> _Exercise prompt_: Give every entry again, word for word.

start Provided material

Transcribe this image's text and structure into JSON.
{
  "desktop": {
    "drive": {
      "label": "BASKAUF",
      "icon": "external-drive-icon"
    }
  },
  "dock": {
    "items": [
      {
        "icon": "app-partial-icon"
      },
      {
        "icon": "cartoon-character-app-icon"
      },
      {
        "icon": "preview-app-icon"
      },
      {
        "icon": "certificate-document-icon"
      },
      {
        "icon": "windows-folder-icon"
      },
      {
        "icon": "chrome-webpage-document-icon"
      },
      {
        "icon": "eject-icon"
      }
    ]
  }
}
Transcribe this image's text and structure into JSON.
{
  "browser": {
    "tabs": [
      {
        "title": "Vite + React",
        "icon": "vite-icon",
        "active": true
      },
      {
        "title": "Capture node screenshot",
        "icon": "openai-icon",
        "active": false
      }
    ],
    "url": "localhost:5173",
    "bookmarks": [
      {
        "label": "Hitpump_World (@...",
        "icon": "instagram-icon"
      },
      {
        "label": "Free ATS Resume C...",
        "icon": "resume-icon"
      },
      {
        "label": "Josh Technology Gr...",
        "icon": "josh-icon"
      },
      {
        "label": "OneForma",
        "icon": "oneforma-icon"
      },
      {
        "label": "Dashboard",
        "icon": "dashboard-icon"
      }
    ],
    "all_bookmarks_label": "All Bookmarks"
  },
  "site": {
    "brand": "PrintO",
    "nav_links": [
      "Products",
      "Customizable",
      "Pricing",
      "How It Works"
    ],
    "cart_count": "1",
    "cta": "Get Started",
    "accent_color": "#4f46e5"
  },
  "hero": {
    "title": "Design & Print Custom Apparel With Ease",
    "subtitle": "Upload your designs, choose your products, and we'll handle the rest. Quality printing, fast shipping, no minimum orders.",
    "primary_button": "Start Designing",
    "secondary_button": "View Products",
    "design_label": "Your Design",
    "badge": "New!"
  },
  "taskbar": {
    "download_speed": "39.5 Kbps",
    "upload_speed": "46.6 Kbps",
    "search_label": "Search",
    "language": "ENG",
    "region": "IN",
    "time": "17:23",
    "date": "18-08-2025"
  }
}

end Provided material

> _Solution below_:
Transcribe this image's text and structure into JSON.
{
  "desktop": {
    "drive": {
      "label": "BASKAUF",
      "icon": "external-drive-icon"
    }
  },
  "dock": {
    "items": [
      {
        "icon": "app-partial-icon"
      },
      {
        "icon": "cartoon-character-app-icon"
      },
      {
        "icon": "preview-app-icon"
      },
      {
        "icon": "certificate-document-icon"
      },
      {
        "icon": "windows-folder-icon"
      },
      {
        "icon": "chrome-webpage-document-icon"
      },
      {
        "icon": "eject-icon"
      }
    ]
  }
}
Transcribe this image's text and structure into JSON.
{
  "browser": {
    "tabs": [
      {
        "title": "Vite + React",
        "icon": "vite-icon",
        "active": true
      },
      {
        "title": "Capture node screenshot",
        "icon": "openai-icon",
        "active": false
      }
    ],
    "url": "localhost:5173",
    "bookmarks": [
      {
        "label": "Hitpump_World (@...",
        "icon": "instagram-icon"
      },
      {
        "label": "Free ATS Resume C...",
        "icon": "resume-icon"
      },
      {
        "label": "Josh Technology Gr...",
        "icon": "josh-icon"
      },
      {
        "label": "OneForma",
        "icon": "oneforma-icon"
      },
      {
        "label": "Dashboard",
        "icon": "dashboard-icon"
      }
    ],
    "all_bookmarks_label": "All Bookmarks"
  },
  "site": {
    "brand": "PrintO",
    "nav_links": [
      "Products",
      "Customizable",
      "Pricing",
      "How It Works"
    ],
    "cart_count": "1",
    "cta": "Get Started",
    "accent_color": "#4f46e5"
  },
  "hero": {
    "title": "Design & Print Custom Apparel With Ease",
    "subtitle": "Upload your designs, choose your products, and we'll handle the rest. Quality printing, fast shipping, no minimum orders.",
    "primary_button": "Start Designing",
    "secondary_button": "View Products",
    "design_label": "Your Design",
    "badge": "New!"
  },
  "taskbar": {
    "download_speed": "39.5 Kbps",
    "upload_speed": "46.6 Kbps",
    "search_label": "Search",
    "language": "ENG",
    "region": "IN",
    "time": "17:23",
    "date": "18-08-2025"
  }
}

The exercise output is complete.